TASK PROMPT » Copy the data that follows exactly. Include no pictures.

EXERCISE DATA »
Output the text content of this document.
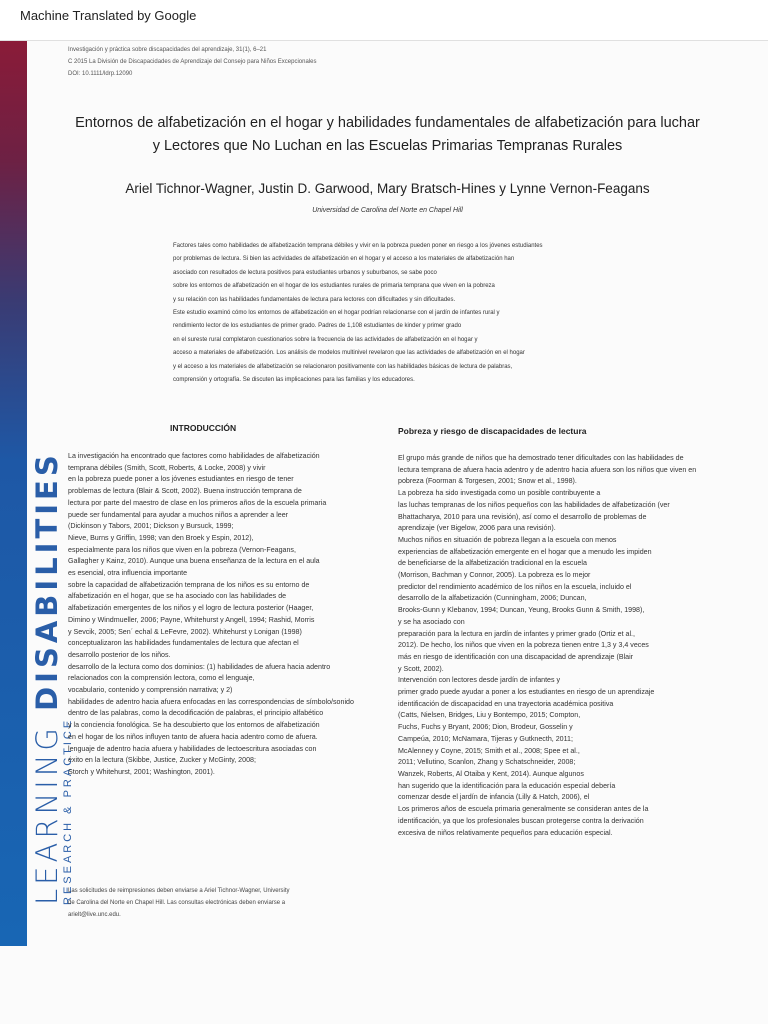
Machine Translated by Google
LEARNING DISABILITIES
RESEARCH & PRACTICE
Investigación y práctica sobre discapacidades del aprendizaje, 31(1), 6–21
C 2015 La División de Discapacidades de Aprendizaje del Consejo para Niños Excepcionales
DOI: 10.1111/ldrp.12090
Entornos de alfabetización en el hogar y habilidades fundamentales de alfabetización para luchar
y Lectores que No Luchan en las Escuelas Primarias Tempranas Rurales
Ariel Tichnor-Wagner, Justin D. Garwood, Mary Bratsch-Hines y Lynne Vernon-Feagans
Universidad de Carolina del Norte en Chapel Hill
Factores tales como habilidades de alfabetización temprana débiles y vivir en la pobreza pueden poner en riesgo a los jóvenes estudiantes
por problemas de lectura. Si bien las actividades de alfabetización en el hogar y el acceso a los materiales de alfabetización han
asociado con resultados de lectura positivos para estudiantes urbanos y suburbanos, se sabe poco
sobre los entornos de alfabetización en el hogar de los estudiantes rurales de primaria temprana que viven en la pobreza
y su relación con las habilidades fundamentales de lectura para lectores con dificultades y sin dificultades.
Este estudio examinó cómo los entornos de alfabetización en el hogar podrían relacionarse con el jardín de infantes rural y
rendimiento lector de los estudiantes de primer grado. Padres de 1,108 estudiantes de kinder y primer grado
en el sureste rural completaron cuestionarios sobre la frecuencia de las actividades de alfabetización en el hogar y
acceso a materiales de alfabetización. Los análisis de modelos multinivel revelaron que las actividades de alfabetización en el hogar
y el acceso a los materiales de alfabetización se relacionaron positivamente con las habilidades básicas de lectura de palabras,
comprensión y ortografía. Se discuten las implicaciones para las familias y los educadores.
INTRODUCCIÓN	Pobreza y riesgo de discapacidades de lectura
La investigación ha encontrado que factores como habilidades de alfabetización
temprana débiles (Smith, Scott, Roberts, & Locke, 2008) y vivir
en la pobreza puede poner a los jóvenes estudiantes en riesgo de tener
problemas de lectura (Blair & Scott, 2002). Buena instrucción temprana de
lectura por parte del maestro de clase en los primeros años de la escuela primaria
puede ser fundamental para ayudar a muchos niños a aprender a leer
(Dickinson y Tabors, 2001; Dickson y Bursuck, 1999;
Nieve, Burns y Griffin, 1998; van den Broek y Espin, 2012),
especialmente para los niños que viven en la pobreza (Vernon-Feagans,
Gallagher y Kainz, 2010). Aunque una buena enseñanza de la lectura en el aula
es esencial, otra influencia importante
sobre la capacidad de alfabetización temprana de los niños es su entorno de
alfabetización en el hogar, que se ha asociado con las habilidades de
alfabetización emergentes de los niños y el logro de lectura posterior (Haager,
Dimino y Windmueller, 2006; Payne, Whitehurst y Angell, 1994; Rashid, Morris
y Sevcik, 2005; Sen´ echal & LeFevre, 2002). Whitehurst y Lonigan (1998)
conceptualizaron las habilidades fundamentales de lectura que afectan el
desarrollo posterior de los niños.
desarrollo de la lectura como dos dominios: (1) habilidades de afuera hacia adentro
relacionados con la comprensión lectora, como el lenguaje,
vocabulario, contenido y comprensión narrativa; y 2)
habilidades de adentro hacia afuera enfocadas en las correspondencias de símbolo/sonido
dentro de las palabras, como la decodificación de palabras, el principio alfabético
y la conciencia fonológica. Se ha descubierto que los entornos de alfabetización
en el hogar de los niños influyen tanto de afuera hacia adentro como de afuera.
lenguaje de adentro hacia afuera y habilidades de lectoescritura asociadas con
éxito en la lectura (Skibbe, Justice, Zucker y McGinty, 2008;
Storch y Whitehurst, 2001; Washington, 2001).
El grupo más grande de niños que ha demostrado tener dificultades con las habilidades de
lectura temprana de afuera hacia adentro y de adentro hacia afuera son los niños que viven en
pobreza (Foorman & Torgesen, 2001; Snow et al., 1998).
La pobreza ha sido investigada como un posible contribuyente a
las luchas tempranas de los niños pequeños con las habilidades de alfabetización (ver
Bhattacharya, 2010 para una revisión), así como el desarrollo de problemas de
aprendizaje (ver Bigelow, 2006 para una revisión).
Muchos niños en situación de pobreza llegan a la escuela con menos
experiencias de alfabetización emergente en el hogar que a menudo les impiden
de beneficiarse de la alfabetización tradicional en la escuela
(Morrison, Bachman y Connor, 2005). La pobreza es lo mejor
predictor del rendimiento académico de los niños en la escuela, incluido el
desarrollo de la alfabetización (Cunningham, 2006; Duncan,
Brooks-Gunn y Klebanov, 1994; Duncan, Yeung, Brooks Gunn & Smith, 1998),
y se ha asociado con
preparación para la lectura en jardín de infantes y primer grado (Ortiz et al.,
2012). De hecho, los niños que viven en la pobreza tienen entre 1,3 y 3,4 veces
más en riesgo de identificación con una discapacidad de aprendizaje (Blair
y Scott, 2002).
Intervención con lectores desde jardín de infantes y
primer grado puede ayudar a poner a los estudiantes en riesgo de un aprendizaje
identificación de discapacidad en una trayectoria académica positiva
(Catts, Nielsen, Bridges, Liu y Bontempo, 2015; Compton,
Fuchs, Fuchs y Bryant, 2006; Dion, Brodeur, Gosselin y
Campeúa, 2010; McNamara, Tijeras y Gutknecth, 2011;
McAlenney y Coyne, 2015; Smith et al., 2008; Spee et al.,
2011; Vellutino, Scanlon, Zhang y Schatschneider, 2008;
Wanzek, Roberts, Al Otaiba y Kent, 2014). Aunque algunos
han sugerido que la identificación para la educación especial debería
comenzar desde el jardín de infancia (Lilly & Hatch, 2006), el
Los primeros años de escuela primaria generalmente se consideran antes de la
identificación, ya que los profesionales buscan protegerse contra la derivación
excesiva de niños relativamente pequeños para educación especial.
Las solicitudes de reimpresiones deben enviarse a Ariel Tichnor-Wagner, University
de Carolina del Norte en Chapel Hill. Las consultas electrónicas deben enviarse a
arielt@live.unc.edu.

FINISHED EXERCISE »
Output the text content of this document.
Machine Translated by Google
LEARNING DISABILITIES
RESEARCH & PRACTICE
Investigación y práctica sobre discapacidades del aprendizaje, 31(1), 6–21
C 2015 La División de Discapacidades de Aprendizaje del Consejo para Niños Excepcionales
DOI: 10.1111/ldrp.12090
Entornos de alfabetización en el hogar y habilidades fundamentales de alfabetización para luchar
y Lectores que No Luchan en las Escuelas Primarias Tempranas Rurales
Ariel Tichnor-Wagner, Justin D. Garwood, Mary Bratsch-Hines y Lynne Vernon-Feagans
Universidad de Carolina del Norte en Chapel Hill
Factores tales como habilidades de alfabetización temprana débiles y vivir en la pobreza pueden poner en riesgo a los jóvenes estudiantes
por problemas de lectura. Si bien las actividades de alfabetización en el hogar y el acceso a los materiales de alfabetización han
asociado con resultados de lectura positivos para estudiantes urbanos y suburbanos, se sabe poco
sobre los entornos de alfabetización en el hogar de los estudiantes rurales de primaria temprana que viven en la pobreza
y su relación con las habilidades fundamentales de lectura para lectores con dificultades y sin dificultades.
Este estudio examinó cómo los entornos de alfabetización en el hogar podrían relacionarse con el jardín de infantes rural y
rendimiento lector de los estudiantes de primer grado. Padres de 1,108 estudiantes de kinder y primer grado
en el sureste rural completaron cuestionarios sobre la frecuencia de las actividades de alfabetización en el hogar y
acceso a materiales de alfabetización. Los análisis de modelos multinivel revelaron que las actividades de alfabetización en el hogar
y el acceso a los materiales de alfabetización se relacionaron positivamente con las habilidades básicas de lectura de palabras,
comprensión y ortografía. Se discuten las implicaciones para las familias y los educadores.
INTRODUCCIÓN	Pobreza y riesgo de discapacidades de lectura
La investigación ha encontrado que factores como habilidades de alfabetización
temprana débiles (Smith, Scott, Roberts, & Locke, 2008) y vivir
en la pobreza puede poner a los jóvenes estudiantes en riesgo de tener
problemas de lectura (Blair & Scott, 2002). Buena instrucción temprana de
lectura por parte del maestro de clase en los primeros años de la escuela primaria
puede ser fundamental para ayudar a muchos niños a aprender a leer
(Dickinson y Tabors, 2001; Dickson y Bursuck, 1999;
Nieve, Burns y Griffin, 1998; van den Broek y Espin, 2012),
especialmente para los niños que viven en la pobreza (Vernon-Feagans,
Gallagher y Kainz, 2010). Aunque una buena enseñanza de la lectura en el aula
es esencial, otra influencia importante
sobre la capacidad de alfabetización temprana de los niños es su entorno de
alfabetización en el hogar, que se ha asociado con las habilidades de
alfabetización emergentes de los niños y el logro de lectura posterior (Haager,
Dimino y Windmueller, 2006; Payne, Whitehurst y Angell, 1994; Rashid, Morris
y Sevcik, 2005; Sen´ echal & LeFevre, 2002). Whitehurst y Lonigan (1998)
conceptualizaron las habilidades fundamentales de lectura que afectan el
desarrollo posterior de los niños.
desarrollo de la lectura como dos dominios: (1) habilidades de afuera hacia adentro
relacionados con la comprensión lectora, como el lenguaje,
vocabulario, contenido y comprensión narrativa; y 2)
habilidades de adentro hacia afuera enfocadas en las correspondencias de símbolo/sonido
dentro de las palabras, como la decodificación de palabras, el principio alfabético
y la conciencia fonológica. Se ha descubierto que los entornos de alfabetización
en el hogar de los niños influyen tanto de afuera hacia adentro como de afuera.
lenguaje de adentro hacia afuera y habilidades de lectoescritura asociadas con
éxito en la lectura (Skibbe, Justice, Zucker y McGinty, 2008;
Storch y Whitehurst, 2001; Washington, 2001).
El grupo más grande de niños que ha demostrado tener dificultades con las habilidades de
lectura temprana de afuera hacia adentro y de adentro hacia afuera son los niños que viven en
pobreza (Foorman & Torgesen, 2001; Snow et al., 1998).
La pobreza ha sido investigada como un posible contribuyente a
las luchas tempranas de los niños pequeños con las habilidades de alfabetización (ver
Bhattacharya, 2010 para una revisión), así como el desarrollo de problemas de
aprendizaje (ver Bigelow, 2006 para una revisión).
Muchos niños en situación de pobreza llegan a la escuela con menos
experiencias de alfabetización emergente en el hogar que a menudo les impiden
de beneficiarse de la alfabetización tradicional en la escuela
(Morrison, Bachman y Connor, 2005). La pobreza es lo mejor
predictor del rendimiento académico de los niños en la escuela, incluido el
desarrollo de la alfabetización (Cunningham, 2006; Duncan,
Brooks-Gunn y Klebanov, 1994; Duncan, Yeung, Brooks Gunn & Smith, 1998),
y se ha asociado con
preparación para la lectura en jardín de infantes y primer grado (Ortiz et al.,
2012). De hecho, los niños que viven en la pobreza tienen entre 1,3 y 3,4 veces
más en riesgo de identificación con una discapacidad de aprendizaje (Blair
y Scott, 2002).
Intervención con lectores desde jardín de infantes y
primer grado puede ayudar a poner a los estudiantes en riesgo de un aprendizaje
identificación de discapacidad en una trayectoria académica positiva
(Catts, Nielsen, Bridges, Liu y Bontempo, 2015; Compton,
Fuchs, Fuchs y Bryant, 2006; Dion, Brodeur, Gosselin y
Campeúa, 2010; McNamara, Tijeras y Gutknecth, 2011;
McAlenney y Coyne, 2015; Smith et al., 2008; Spee et al.,
2011; Vellutino, Scanlon, Zhang y Schatschneider, 2008;
Wanzek, Roberts, Al Otaiba y Kent, 2014). Aunque algunos
han sugerido que la identificación para la educación especial debería
comenzar desde el jardín de infancia (Lilly & Hatch, 2006), el
Los primeros años de escuela primaria generalmente se consideran antes de la
identificación, ya que los profesionales buscan protegerse contra la derivación
excesiva de niños relativamente pequeños para educación especial.
Las solicitudes de reimpresiones deben enviarse a Ariel Tichnor-Wagner, University
de Carolina del Norte en Chapel Hill. Las consultas electrónicas deben enviarse a
arielt@live.unc.edu.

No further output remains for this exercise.